Listing:
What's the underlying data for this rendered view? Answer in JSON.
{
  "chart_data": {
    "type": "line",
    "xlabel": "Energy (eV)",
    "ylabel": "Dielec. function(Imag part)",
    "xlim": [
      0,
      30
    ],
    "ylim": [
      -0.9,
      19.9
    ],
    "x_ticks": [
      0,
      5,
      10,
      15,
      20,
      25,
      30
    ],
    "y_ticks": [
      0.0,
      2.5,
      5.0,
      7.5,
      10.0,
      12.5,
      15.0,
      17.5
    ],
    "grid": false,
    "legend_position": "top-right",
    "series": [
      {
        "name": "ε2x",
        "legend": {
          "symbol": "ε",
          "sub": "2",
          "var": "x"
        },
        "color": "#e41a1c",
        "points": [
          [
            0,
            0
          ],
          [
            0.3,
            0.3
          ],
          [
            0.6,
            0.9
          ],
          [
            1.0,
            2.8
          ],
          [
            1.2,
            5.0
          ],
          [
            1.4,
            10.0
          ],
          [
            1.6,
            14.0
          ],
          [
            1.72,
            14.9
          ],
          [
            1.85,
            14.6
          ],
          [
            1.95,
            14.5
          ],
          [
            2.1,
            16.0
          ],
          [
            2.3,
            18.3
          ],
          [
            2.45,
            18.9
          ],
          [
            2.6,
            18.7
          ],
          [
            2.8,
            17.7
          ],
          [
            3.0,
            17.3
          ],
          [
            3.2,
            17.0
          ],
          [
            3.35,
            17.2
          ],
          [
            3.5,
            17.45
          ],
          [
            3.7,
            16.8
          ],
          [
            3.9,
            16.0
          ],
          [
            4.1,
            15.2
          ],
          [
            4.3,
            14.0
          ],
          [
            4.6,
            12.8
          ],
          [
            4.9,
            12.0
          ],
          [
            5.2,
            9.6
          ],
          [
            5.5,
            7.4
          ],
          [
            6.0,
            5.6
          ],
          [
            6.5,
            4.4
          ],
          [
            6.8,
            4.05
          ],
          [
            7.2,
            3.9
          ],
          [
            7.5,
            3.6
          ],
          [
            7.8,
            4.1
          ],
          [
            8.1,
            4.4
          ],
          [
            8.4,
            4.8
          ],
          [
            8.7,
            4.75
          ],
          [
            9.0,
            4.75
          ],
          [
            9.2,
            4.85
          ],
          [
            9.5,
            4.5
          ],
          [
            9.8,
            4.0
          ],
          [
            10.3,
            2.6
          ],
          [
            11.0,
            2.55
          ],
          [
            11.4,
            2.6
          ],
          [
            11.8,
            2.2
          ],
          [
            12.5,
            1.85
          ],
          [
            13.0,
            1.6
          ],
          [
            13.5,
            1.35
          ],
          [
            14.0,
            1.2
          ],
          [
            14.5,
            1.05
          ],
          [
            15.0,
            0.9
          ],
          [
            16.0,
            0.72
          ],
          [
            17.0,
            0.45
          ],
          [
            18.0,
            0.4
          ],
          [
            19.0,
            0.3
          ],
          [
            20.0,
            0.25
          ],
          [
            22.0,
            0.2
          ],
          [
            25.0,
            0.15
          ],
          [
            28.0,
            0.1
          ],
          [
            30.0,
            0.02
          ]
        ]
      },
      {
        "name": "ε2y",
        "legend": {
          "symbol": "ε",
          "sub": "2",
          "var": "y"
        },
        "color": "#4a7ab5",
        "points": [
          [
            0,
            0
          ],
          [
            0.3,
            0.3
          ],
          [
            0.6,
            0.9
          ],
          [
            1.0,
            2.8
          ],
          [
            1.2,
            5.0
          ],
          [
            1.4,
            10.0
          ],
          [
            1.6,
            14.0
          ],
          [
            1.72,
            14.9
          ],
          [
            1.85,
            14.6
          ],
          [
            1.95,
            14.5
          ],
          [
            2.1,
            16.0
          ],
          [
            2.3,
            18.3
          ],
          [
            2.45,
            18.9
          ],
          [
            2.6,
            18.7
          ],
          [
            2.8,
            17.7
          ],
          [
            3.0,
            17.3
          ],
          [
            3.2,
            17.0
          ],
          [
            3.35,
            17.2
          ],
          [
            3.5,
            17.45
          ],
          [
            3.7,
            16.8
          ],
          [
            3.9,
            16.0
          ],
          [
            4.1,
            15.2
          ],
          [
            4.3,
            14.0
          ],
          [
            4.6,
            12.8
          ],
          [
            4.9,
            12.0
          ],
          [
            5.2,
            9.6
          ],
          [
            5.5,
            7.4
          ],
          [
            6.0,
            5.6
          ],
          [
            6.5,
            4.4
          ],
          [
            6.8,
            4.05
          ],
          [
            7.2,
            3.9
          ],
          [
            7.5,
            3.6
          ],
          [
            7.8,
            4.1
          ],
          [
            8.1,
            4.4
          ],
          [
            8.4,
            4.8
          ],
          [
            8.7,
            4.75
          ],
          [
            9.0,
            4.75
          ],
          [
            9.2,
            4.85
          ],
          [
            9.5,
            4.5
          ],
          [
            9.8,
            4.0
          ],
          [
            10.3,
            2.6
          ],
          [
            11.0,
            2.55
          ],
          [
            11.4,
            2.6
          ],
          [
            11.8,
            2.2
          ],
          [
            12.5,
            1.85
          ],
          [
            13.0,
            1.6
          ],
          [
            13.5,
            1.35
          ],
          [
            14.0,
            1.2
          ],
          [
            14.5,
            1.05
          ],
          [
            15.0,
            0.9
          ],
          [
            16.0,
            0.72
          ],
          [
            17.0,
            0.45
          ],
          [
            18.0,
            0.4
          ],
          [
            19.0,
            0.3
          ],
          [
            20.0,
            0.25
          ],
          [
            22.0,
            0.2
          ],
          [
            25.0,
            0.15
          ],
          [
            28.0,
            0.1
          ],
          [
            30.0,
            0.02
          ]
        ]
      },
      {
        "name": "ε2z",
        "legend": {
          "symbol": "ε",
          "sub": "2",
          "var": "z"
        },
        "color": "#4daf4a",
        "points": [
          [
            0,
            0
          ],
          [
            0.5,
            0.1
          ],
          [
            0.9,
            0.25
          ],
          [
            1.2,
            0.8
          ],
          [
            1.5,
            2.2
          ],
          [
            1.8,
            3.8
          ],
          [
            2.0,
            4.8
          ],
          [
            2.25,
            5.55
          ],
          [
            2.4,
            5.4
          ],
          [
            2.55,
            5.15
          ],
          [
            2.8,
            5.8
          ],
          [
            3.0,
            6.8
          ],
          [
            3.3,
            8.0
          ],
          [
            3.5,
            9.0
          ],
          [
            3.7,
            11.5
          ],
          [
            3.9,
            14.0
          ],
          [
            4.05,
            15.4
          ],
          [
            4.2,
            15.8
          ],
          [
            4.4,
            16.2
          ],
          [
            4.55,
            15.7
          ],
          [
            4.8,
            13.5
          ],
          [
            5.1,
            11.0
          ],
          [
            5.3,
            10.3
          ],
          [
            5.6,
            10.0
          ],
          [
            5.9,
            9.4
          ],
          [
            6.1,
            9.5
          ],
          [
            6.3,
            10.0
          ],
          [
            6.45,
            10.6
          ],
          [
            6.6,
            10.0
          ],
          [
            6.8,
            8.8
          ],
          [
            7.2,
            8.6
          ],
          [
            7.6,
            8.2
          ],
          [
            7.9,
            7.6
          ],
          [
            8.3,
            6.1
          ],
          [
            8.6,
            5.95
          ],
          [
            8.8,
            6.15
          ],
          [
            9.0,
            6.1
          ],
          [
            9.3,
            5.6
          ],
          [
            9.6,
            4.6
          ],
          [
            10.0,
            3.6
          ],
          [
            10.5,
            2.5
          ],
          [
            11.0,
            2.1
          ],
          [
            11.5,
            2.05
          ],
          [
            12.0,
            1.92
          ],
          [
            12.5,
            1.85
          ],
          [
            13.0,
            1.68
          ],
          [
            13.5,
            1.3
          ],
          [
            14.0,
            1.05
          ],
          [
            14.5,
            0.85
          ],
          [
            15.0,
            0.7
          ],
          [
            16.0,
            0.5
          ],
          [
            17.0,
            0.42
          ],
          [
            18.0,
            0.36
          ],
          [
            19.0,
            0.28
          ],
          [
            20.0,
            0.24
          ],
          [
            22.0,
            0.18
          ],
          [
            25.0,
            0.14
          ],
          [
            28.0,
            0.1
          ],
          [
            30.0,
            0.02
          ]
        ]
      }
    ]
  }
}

==

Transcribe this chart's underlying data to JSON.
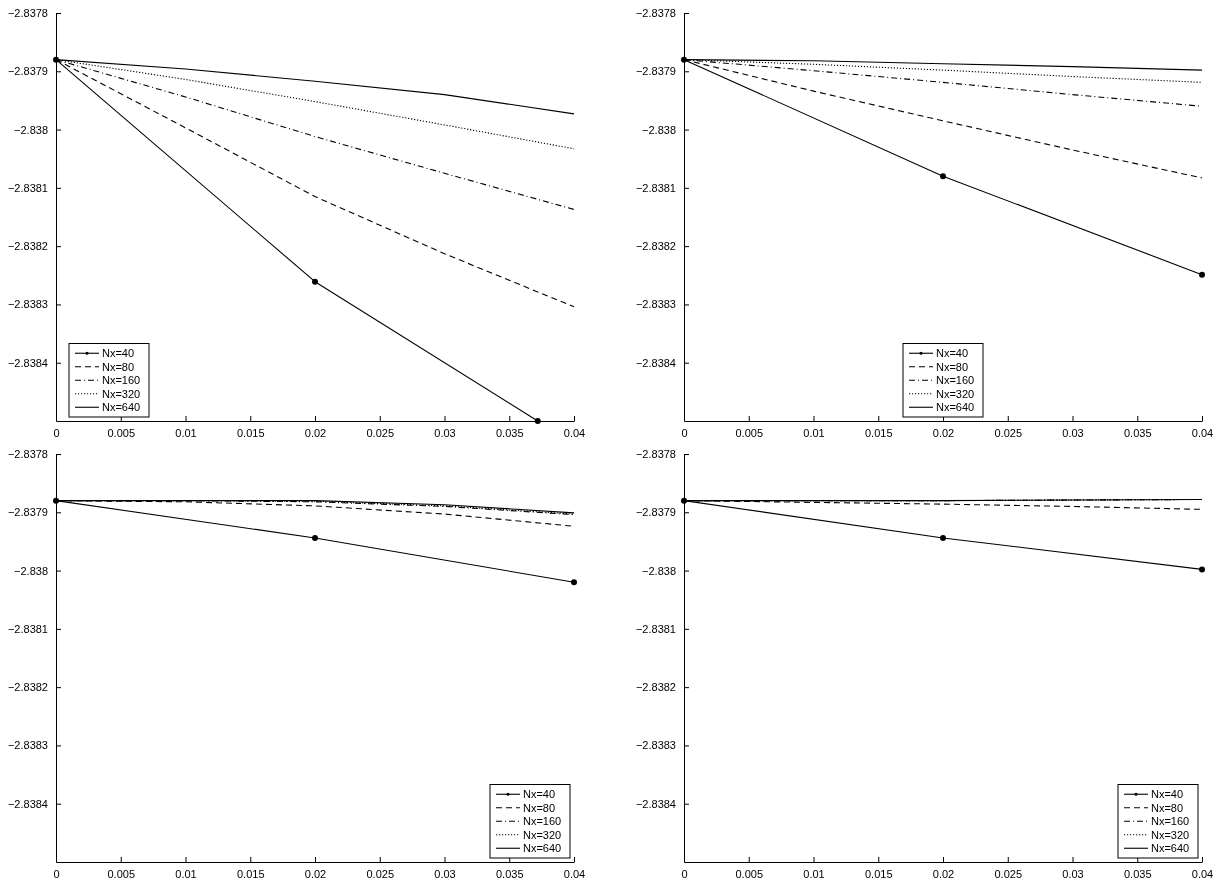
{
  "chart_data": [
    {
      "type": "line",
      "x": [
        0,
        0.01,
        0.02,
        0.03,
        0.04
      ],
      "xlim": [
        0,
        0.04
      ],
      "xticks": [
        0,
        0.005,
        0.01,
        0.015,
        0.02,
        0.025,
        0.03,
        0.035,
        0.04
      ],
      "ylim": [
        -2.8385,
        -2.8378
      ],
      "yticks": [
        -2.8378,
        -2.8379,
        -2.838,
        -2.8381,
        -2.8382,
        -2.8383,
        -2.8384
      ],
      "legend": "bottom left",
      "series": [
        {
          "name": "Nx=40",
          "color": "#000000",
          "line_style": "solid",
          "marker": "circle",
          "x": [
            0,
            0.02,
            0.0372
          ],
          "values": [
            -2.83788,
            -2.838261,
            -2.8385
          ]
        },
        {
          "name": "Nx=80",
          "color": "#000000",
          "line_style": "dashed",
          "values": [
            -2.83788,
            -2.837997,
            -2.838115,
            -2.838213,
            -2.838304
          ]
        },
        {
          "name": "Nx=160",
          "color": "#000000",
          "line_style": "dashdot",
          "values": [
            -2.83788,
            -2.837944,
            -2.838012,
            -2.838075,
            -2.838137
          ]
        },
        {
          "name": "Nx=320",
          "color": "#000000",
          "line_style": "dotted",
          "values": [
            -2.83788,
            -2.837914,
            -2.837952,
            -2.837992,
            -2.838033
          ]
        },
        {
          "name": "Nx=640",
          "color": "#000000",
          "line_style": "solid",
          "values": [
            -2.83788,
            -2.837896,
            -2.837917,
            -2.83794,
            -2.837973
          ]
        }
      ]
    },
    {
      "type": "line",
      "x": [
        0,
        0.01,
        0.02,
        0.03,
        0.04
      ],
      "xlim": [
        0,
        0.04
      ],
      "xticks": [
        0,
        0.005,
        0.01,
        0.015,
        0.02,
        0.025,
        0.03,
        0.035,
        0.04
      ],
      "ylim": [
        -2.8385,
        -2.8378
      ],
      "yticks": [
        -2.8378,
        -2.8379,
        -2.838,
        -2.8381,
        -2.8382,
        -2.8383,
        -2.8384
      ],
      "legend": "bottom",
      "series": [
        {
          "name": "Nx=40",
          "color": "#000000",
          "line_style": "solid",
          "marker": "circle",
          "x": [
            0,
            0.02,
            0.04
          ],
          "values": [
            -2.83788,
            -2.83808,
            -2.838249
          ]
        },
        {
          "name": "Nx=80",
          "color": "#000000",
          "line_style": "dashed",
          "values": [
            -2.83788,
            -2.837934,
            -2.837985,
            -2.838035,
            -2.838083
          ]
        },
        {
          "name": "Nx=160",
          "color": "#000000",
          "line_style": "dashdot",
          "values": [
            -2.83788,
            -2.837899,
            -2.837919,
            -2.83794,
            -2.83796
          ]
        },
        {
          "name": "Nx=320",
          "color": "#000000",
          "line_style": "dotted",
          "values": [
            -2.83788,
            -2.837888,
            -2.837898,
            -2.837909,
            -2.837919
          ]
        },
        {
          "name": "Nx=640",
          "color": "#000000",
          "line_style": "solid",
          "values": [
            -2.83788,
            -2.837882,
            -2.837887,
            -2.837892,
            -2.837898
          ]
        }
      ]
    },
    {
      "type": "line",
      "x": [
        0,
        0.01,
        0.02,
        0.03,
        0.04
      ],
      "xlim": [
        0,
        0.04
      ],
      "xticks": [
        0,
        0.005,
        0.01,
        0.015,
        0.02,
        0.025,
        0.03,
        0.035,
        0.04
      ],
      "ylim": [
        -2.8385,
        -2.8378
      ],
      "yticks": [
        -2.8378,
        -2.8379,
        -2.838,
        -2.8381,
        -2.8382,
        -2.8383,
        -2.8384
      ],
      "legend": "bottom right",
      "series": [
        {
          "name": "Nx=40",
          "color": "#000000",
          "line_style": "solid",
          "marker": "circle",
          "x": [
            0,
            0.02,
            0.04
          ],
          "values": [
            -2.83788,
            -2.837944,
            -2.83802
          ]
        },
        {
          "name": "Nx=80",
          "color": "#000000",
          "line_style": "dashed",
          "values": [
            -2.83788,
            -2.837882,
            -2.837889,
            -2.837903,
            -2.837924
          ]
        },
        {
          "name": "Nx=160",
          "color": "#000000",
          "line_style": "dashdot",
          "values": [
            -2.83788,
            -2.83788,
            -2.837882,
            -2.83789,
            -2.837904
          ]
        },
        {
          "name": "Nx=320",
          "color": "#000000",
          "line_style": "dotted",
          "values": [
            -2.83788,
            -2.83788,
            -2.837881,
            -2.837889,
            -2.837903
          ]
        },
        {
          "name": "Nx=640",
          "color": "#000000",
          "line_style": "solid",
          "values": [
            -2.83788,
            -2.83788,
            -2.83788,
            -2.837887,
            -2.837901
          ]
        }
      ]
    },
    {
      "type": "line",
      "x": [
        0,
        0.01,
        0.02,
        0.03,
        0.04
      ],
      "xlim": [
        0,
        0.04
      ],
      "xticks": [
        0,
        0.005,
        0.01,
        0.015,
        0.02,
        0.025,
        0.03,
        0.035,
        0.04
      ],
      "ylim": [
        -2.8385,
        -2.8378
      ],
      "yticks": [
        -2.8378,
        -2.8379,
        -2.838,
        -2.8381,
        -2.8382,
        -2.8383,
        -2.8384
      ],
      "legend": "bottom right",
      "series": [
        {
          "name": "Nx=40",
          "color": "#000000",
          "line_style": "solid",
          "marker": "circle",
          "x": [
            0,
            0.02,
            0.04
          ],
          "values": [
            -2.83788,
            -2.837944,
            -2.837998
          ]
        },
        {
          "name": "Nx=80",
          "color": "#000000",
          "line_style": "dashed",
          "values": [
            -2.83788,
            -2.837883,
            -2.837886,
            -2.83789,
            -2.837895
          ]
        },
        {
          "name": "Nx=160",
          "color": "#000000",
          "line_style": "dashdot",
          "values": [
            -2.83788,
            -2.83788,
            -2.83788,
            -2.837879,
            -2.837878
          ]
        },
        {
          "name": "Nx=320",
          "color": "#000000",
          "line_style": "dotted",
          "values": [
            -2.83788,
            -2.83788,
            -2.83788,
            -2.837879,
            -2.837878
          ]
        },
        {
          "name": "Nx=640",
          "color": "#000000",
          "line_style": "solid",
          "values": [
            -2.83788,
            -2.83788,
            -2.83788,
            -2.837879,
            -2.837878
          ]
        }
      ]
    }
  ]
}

Exercise task: Establish how many lines of the records contain the string "JSON" and state that number without elaboration.

Response to the exercise: 2